[Extracts from a graphics dataset]
BEGIN
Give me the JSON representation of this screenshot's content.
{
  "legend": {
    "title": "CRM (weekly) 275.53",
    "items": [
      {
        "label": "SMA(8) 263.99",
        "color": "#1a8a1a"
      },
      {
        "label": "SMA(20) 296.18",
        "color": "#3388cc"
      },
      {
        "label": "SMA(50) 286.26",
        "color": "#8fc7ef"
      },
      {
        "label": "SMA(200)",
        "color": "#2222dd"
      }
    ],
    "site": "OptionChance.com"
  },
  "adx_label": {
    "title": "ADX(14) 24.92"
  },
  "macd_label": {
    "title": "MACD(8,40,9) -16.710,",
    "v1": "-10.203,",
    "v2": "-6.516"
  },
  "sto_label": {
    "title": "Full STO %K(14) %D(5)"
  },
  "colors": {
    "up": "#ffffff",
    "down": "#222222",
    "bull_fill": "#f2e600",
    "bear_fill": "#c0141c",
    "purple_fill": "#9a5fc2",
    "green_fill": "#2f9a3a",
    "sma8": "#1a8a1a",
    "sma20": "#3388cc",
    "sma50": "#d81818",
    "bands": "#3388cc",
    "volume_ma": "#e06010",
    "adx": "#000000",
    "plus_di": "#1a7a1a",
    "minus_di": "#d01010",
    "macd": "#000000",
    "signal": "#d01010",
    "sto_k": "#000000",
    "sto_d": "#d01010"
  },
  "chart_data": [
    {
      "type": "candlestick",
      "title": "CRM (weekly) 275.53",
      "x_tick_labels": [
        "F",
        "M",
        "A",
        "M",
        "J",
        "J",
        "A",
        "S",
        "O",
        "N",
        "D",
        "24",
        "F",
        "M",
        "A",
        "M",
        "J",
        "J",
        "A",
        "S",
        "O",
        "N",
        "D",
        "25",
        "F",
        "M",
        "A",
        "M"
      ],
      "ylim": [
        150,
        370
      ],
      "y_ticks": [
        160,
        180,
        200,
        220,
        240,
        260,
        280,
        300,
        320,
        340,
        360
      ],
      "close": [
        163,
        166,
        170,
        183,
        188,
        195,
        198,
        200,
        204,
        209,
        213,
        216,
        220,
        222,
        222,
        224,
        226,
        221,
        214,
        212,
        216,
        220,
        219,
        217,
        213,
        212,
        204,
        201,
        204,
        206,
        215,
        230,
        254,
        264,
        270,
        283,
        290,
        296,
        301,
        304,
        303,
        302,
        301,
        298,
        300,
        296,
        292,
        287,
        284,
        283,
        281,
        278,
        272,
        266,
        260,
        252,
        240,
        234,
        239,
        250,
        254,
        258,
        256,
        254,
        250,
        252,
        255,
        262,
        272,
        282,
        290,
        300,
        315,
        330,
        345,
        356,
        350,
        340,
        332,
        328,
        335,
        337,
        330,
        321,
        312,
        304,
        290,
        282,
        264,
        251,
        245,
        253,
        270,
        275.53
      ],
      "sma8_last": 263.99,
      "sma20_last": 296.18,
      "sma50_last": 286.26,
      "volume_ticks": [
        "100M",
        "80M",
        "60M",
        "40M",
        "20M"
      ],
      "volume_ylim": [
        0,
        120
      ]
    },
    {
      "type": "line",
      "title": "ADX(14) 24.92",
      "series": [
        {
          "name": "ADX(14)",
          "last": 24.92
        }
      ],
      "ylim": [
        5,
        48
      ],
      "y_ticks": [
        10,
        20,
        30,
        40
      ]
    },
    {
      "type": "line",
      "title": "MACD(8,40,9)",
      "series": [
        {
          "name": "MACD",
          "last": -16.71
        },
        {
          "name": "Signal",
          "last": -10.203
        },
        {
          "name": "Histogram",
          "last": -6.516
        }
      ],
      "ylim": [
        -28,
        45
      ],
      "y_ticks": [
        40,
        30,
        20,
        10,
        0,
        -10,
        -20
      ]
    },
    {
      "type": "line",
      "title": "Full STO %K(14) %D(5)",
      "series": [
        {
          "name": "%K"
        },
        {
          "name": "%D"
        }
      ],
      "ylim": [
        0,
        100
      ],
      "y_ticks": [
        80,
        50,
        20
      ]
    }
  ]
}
END
- **Written instruction**:
Which lines of the data include "Full"? Copy each of them.

- **Result of this task**:
    "title": "Full STO %K(14) %D(5)"
      "title": "Full STO %K(14) %D(5)",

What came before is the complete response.